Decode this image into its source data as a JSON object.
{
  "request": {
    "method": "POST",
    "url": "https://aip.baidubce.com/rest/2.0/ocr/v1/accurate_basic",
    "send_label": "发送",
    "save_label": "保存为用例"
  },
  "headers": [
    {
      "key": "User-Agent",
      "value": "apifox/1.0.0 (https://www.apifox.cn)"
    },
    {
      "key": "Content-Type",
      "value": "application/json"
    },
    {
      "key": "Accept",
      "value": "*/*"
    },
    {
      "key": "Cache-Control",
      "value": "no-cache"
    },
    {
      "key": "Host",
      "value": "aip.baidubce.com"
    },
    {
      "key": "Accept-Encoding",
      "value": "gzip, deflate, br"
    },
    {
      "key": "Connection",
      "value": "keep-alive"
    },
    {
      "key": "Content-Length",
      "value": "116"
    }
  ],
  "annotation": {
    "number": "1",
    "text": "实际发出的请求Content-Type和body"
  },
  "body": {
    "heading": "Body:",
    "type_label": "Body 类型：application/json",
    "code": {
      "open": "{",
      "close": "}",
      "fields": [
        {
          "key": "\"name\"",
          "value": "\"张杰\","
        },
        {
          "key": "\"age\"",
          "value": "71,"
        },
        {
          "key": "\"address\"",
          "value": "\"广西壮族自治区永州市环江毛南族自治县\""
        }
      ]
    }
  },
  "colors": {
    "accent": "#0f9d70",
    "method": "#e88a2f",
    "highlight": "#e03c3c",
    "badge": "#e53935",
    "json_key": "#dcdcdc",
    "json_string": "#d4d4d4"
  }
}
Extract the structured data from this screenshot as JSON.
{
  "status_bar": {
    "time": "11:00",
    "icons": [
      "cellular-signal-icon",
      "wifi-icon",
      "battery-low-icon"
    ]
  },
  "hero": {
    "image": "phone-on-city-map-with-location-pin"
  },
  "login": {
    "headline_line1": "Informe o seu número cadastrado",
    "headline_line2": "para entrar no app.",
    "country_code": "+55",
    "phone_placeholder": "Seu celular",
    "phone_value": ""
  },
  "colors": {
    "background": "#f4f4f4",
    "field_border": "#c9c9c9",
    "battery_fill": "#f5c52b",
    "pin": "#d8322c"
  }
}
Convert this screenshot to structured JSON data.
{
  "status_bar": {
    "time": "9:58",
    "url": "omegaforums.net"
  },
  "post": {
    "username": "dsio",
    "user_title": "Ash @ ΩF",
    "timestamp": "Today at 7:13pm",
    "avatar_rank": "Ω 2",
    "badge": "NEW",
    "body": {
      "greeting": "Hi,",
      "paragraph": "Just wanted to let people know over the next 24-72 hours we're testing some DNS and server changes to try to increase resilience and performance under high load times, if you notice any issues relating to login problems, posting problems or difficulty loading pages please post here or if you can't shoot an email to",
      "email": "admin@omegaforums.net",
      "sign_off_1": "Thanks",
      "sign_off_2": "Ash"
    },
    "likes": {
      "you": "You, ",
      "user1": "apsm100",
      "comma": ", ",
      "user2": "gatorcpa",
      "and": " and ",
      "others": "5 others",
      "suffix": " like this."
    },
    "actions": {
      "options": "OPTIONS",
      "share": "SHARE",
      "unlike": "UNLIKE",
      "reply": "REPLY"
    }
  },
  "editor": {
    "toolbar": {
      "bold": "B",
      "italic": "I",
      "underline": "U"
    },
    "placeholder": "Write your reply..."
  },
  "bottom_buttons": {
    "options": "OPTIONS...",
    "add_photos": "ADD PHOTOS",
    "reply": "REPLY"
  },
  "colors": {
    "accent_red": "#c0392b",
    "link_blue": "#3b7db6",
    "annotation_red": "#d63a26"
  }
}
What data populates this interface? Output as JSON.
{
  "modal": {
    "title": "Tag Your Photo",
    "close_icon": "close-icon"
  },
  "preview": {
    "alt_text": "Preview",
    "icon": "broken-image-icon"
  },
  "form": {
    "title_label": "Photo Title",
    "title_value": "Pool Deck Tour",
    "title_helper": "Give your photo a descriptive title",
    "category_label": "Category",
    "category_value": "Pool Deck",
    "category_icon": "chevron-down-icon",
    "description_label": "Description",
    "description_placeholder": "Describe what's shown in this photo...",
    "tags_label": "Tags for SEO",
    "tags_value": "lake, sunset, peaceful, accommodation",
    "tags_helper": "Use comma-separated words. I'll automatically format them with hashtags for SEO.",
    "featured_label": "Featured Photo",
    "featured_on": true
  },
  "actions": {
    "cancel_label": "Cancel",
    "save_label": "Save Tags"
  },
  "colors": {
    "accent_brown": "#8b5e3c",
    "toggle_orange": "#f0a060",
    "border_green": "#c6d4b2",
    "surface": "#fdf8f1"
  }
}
_ _ _ _ _ _ _
▶ _Short problem_
Nothing should be changed: write out all of the data as is.

▶ _Full solution_
Decode this image into its source data as a JSON object.
{
  "request": {
    "method": "POST",
    "url": "https://aip.baidubce.com/rest/2.0/ocr/v1/accurate_basic",
    "send_label": "发送",
    "save_label": "保存为用例"
  },
  "headers": [
    {
      "key": "User-Agent",
      "value": "apifox/1.0.0 (https://www.apifox.cn)"
    },
    {
      "key": "Content-Type",
      "value": "application/json"
    },
    {
      "key": "Accept",
      "value": "*/*"
    },
    {
      "key": "Cache-Control",
      "value": "no-cache"
    },
    {
      "key": "Host",
      "value": "aip.baidubce.com"
    },
    {
      "key": "Accept-Encoding",
      "value": "gzip, deflate, br"
    },
    {
      "key": "Connection",
      "value": "keep-alive"
    },
    {
      "key": "Content-Length",
      "value": "116"
    }
  ],
  "annotation": {
    "number": "1",
    "text": "实际发出的请求Content-Type和body"
  },
  "body": {
    "heading": "Body:",
    "type_label": "Body 类型：application/json",
    "code": {
      "open": "{",
      "close": "}",
      "fields": [
        {
          "key": "\"name\"",
          "value": "\"张杰\","
        },
        {
          "key": "\"age\"",
          "value": "71,"
        },
        {
          "key": "\"address\"",
          "value": "\"广西壮族自治区永州市环江毛南族自治县\""
        }
      ]
    }
  },
  "colors": {
    "accent": "#0f9d70",
    "method": "#e88a2f",
    "highlight": "#e03c3c",
    "badge": "#e53935",
    "json_key": "#dcdcdc",
    "json_string": "#d4d4d4"
  }
}
Extract the structured data from this screenshot as JSON.
{
  "status_bar": {
    "time": "11:00",
    "icons": [
      "cellular-signal-icon",
      "wifi-icon",
      "battery-low-icon"
    ]
  },
  "hero": {
    "image": "phone-on-city-map-with-location-pin"
  },
  "login": {
    "headline_line1": "Informe o seu número cadastrado",
    "headline_line2": "para entrar no app.",
    "country_code": "+55",
    "phone_placeholder": "Seu celular",
    "phone_value": ""
  },
  "colors": {
    "background": "#f4f4f4",
    "field_border": "#c9c9c9",
    "battery_fill": "#f5c52b",
    "pin": "#d8322c"
  }
}
Convert this screenshot to structured JSON data.
{
  "status_bar": {
    "time": "9:58",
    "url": "omegaforums.net"
  },
  "post": {
    "username": "dsio",
    "user_title": "Ash @ ΩF",
    "timestamp": "Today at 7:13pm",
    "avatar_rank": "Ω 2",
    "badge": "NEW",
    "body": {
      "greeting": "Hi,",
      "paragraph": "Just wanted to let people know over the next 24-72 hours we're testing some DNS and server changes to try to increase resilience and performance under high load times, if you notice any issues relating to login problems, posting problems or difficulty loading pages please post here or if you can't shoot an email to",
      "email": "admin@omegaforums.net",
      "sign_off_1": "Thanks",
      "sign_off_2": "Ash"
    },
    "likes": {
      "you": "You, ",
      "user1": "apsm100",
      "comma": ", ",
      "user2": "gatorcpa",
      "and": " and ",
      "others": "5 others",
      "suffix": " like this."
    },
    "actions": {
      "options": "OPTIONS",
      "share": "SHARE",
      "unlike": "UNLIKE",
      "reply": "REPLY"
    }
  },
  "editor": {
    "toolbar": {
      "bold": "B",
      "italic": "I",
      "underline": "U"
    },
    "placeholder": "Write your reply..."
  },
  "bottom_buttons": {
    "options": "OPTIONS...",
    "add_photos": "ADD PHOTOS",
    "reply": "REPLY"
  },
  "colors": {
    "accent_red": "#c0392b",
    "link_blue": "#3b7db6",
    "annotation_red": "#d63a26"
  }
}
What data populates this interface? Output as JSON.
{
  "modal": {
    "title": "Tag Your Photo",
    "close_icon": "close-icon"
  },
  "preview": {
    "alt_text": "Preview",
    "icon": "broken-image-icon"
  },
  "form": {
    "title_label": "Photo Title",
    "title_value": "Pool Deck Tour",
    "title_helper": "Give your photo a descriptive title",
    "category_label": "Category",
    "category_value": "Pool Deck",
    "category_icon": "chevron-down-icon",
    "description_label": "Description",
    "description_placeholder": "Describe what's shown in this photo...",
    "tags_label": "Tags for SEO",
    "tags_value": "lake, sunset, peaceful, accommodation",
    "tags_helper": "Use comma-separated words. I'll automatically format them with hashtags for SEO.",
    "featured_label": "Featured Photo",
    "featured_on": true
  },
  "actions": {
    "cancel_label": "Cancel",
    "save_label": "Save Tags"
  },
  "colors": {
    "accent_brown": "#8b5e3c",
    "toggle_orange": "#f0a060",
    "border_green": "#c6d4b2",
    "surface": "#fdf8f1"
  }
}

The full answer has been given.